[Start of LISTING]
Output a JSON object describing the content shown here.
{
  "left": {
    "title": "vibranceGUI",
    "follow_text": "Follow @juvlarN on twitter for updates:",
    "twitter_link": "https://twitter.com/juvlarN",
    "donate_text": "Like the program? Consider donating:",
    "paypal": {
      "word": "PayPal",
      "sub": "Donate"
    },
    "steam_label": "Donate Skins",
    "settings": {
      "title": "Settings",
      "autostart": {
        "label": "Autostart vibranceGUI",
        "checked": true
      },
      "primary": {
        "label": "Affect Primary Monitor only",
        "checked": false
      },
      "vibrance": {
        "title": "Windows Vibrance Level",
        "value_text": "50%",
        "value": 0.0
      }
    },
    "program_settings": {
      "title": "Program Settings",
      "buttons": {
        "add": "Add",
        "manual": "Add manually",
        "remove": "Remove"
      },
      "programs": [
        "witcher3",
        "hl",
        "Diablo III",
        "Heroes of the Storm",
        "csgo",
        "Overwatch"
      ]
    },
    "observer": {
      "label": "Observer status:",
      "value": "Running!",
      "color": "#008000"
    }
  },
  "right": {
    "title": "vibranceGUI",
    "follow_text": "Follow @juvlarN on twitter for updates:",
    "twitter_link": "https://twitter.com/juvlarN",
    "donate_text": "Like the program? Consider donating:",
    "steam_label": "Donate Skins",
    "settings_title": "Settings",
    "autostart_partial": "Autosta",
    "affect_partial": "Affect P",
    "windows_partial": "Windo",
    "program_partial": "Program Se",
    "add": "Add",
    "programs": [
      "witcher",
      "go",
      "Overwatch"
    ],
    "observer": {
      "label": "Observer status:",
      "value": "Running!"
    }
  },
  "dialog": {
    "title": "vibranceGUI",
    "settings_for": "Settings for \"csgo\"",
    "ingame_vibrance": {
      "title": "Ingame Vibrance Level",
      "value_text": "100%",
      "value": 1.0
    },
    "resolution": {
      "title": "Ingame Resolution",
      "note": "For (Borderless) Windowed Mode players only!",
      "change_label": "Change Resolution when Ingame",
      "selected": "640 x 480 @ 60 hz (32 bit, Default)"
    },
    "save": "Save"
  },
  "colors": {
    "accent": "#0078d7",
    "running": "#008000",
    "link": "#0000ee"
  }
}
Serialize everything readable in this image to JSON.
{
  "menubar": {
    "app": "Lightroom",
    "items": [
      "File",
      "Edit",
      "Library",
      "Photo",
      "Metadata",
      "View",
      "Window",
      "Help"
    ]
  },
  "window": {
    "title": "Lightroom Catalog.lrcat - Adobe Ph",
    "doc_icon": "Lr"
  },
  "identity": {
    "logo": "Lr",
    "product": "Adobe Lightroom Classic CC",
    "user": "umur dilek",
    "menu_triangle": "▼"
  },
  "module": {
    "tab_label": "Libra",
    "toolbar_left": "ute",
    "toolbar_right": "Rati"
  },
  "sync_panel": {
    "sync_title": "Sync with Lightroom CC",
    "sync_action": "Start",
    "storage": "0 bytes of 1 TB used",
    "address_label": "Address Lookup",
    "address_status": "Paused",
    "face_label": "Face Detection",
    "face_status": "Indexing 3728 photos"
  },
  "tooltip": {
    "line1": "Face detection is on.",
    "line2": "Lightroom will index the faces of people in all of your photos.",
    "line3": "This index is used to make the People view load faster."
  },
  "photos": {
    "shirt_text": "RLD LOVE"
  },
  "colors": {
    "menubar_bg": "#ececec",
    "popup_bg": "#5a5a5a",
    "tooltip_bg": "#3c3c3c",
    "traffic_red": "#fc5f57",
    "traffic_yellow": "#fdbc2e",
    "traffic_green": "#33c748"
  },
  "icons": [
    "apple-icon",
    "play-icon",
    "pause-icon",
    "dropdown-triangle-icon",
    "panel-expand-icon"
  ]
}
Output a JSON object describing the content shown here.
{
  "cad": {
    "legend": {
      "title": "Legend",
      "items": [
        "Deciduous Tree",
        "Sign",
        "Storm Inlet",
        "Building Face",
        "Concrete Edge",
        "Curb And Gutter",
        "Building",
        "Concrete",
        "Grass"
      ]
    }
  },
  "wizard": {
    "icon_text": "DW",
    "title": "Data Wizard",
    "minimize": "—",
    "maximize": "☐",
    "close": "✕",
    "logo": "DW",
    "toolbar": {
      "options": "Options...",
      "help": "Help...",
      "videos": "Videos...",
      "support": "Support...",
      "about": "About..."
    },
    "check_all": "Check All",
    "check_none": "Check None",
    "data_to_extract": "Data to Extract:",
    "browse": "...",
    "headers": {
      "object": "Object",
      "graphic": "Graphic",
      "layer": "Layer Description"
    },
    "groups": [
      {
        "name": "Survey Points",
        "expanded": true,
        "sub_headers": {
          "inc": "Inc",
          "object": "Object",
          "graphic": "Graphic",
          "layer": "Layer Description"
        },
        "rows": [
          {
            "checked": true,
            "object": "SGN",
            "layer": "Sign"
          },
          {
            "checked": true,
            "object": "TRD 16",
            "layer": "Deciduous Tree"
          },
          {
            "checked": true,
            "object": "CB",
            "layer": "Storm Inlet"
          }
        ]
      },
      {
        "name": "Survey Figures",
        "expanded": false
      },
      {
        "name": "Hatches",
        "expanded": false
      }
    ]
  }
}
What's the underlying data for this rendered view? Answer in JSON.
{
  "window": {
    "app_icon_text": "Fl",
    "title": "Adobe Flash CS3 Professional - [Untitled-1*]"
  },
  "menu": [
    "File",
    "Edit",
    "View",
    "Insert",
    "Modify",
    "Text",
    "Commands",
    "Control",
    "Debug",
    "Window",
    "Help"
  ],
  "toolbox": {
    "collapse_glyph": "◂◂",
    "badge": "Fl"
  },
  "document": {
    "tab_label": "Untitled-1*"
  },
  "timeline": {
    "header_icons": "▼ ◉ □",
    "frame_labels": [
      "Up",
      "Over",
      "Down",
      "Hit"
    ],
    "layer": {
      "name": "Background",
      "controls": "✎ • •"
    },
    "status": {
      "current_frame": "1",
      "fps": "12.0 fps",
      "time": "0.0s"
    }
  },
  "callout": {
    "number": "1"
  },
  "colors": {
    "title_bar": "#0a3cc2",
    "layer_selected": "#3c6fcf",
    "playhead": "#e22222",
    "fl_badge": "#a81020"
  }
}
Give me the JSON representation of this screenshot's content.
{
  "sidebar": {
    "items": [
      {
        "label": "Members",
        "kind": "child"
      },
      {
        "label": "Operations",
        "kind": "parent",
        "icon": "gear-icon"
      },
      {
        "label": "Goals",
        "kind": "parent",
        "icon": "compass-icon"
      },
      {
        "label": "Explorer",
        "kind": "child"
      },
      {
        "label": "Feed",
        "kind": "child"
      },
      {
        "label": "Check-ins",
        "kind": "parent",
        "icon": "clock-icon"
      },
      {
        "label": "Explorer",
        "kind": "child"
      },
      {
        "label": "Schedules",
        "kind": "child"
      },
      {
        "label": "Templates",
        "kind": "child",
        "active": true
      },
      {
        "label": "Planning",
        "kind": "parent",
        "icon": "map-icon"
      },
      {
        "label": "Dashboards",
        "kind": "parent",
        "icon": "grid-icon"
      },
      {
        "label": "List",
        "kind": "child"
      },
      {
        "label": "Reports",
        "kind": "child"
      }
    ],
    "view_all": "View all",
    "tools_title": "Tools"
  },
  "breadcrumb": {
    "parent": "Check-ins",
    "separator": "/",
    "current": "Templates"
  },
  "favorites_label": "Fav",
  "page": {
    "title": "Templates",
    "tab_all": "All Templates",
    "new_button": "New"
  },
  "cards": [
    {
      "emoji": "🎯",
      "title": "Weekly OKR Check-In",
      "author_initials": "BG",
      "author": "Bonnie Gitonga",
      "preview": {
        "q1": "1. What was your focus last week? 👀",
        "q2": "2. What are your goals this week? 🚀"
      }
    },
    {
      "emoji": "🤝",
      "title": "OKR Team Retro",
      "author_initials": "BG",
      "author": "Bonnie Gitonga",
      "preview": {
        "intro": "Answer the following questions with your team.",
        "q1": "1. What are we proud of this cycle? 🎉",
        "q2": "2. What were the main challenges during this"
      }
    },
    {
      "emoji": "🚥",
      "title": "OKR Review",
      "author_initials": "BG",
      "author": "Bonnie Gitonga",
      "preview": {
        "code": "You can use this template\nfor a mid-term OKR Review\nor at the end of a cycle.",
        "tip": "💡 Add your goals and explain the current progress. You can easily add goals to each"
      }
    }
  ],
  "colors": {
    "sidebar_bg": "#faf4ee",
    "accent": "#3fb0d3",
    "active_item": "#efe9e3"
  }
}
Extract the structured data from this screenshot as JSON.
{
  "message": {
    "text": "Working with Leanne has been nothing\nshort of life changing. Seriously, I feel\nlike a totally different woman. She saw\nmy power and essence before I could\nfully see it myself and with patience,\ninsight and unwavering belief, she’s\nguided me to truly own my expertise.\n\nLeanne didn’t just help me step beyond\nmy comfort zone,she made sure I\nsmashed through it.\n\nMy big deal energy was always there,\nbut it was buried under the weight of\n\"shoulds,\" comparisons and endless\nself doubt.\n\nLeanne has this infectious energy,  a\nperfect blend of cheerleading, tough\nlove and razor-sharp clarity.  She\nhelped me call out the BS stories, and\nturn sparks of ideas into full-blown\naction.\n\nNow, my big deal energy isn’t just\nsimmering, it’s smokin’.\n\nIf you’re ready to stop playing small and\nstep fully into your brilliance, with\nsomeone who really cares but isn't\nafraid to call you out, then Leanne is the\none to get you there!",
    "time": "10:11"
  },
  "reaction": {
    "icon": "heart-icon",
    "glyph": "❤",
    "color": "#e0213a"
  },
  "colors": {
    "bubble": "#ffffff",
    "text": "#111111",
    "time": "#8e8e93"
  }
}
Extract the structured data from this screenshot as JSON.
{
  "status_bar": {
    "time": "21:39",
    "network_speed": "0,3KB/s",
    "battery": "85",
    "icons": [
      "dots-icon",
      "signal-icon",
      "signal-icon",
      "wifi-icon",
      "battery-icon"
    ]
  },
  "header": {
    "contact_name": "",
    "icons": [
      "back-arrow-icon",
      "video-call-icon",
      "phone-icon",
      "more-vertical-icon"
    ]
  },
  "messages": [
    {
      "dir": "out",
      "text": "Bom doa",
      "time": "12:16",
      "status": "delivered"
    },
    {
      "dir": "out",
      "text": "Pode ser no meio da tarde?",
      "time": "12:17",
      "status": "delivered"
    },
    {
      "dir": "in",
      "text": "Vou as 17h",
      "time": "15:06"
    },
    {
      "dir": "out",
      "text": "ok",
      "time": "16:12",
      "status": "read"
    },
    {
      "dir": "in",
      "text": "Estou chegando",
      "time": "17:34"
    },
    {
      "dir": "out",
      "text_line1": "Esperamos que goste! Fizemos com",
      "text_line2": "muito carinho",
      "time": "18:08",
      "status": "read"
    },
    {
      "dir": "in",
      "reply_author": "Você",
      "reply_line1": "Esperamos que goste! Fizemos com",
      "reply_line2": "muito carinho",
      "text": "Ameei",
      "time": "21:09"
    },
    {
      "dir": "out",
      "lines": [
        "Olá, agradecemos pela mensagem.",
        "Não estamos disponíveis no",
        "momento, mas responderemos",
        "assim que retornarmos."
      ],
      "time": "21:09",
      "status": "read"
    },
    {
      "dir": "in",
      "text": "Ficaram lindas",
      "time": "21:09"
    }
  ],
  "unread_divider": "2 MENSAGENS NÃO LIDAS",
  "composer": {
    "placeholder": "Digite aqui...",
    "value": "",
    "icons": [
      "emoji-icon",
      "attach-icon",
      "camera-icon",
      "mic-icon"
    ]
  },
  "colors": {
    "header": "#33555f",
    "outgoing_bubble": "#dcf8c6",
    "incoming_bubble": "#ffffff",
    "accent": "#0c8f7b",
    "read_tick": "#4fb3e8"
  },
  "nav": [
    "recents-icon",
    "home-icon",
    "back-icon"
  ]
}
[End of LISTING]
GOAL OF THE EXERCISE: Search the data above for the string "Storm" and copy each line that has it.

RESULT OF THIS EXERCISE:
        "Heroes of the Storm",
        "Storm Inlet",
            "layer": "Storm Inlet"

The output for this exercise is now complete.